Task: Copy out all lines that hold "viene".

Records provided:

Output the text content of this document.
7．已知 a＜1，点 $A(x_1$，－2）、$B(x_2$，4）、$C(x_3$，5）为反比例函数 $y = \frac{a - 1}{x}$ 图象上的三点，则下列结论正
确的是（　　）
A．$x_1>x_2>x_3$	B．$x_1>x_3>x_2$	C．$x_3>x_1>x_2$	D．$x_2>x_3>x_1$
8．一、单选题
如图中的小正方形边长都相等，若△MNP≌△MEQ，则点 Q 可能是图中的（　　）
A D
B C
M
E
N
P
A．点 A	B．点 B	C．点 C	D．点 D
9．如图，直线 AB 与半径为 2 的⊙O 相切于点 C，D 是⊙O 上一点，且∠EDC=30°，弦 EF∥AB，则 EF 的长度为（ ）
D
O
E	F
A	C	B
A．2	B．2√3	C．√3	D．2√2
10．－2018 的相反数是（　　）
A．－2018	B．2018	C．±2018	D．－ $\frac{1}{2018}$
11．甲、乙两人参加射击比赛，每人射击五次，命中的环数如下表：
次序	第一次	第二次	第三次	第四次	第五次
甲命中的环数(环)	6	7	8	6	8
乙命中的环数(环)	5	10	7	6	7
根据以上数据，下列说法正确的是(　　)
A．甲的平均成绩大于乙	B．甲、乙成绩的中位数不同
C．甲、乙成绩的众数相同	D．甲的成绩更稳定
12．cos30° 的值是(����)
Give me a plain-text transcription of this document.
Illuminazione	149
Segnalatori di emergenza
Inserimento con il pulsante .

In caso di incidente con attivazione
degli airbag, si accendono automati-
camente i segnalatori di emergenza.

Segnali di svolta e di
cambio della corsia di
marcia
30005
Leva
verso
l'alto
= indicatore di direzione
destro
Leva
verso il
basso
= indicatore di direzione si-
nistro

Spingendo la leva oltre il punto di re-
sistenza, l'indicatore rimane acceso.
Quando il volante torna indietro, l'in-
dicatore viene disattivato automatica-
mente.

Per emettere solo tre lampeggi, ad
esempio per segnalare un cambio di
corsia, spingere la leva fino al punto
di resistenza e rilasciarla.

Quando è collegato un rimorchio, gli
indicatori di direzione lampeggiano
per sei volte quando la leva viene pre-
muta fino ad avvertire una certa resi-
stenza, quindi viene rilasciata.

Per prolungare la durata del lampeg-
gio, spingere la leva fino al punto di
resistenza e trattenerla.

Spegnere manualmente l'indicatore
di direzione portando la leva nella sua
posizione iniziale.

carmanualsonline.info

Completed task:
dicatore viene disattivato automatica-
per sei volte quando la leva viene pre-
stenza, quindi viene rilasciata.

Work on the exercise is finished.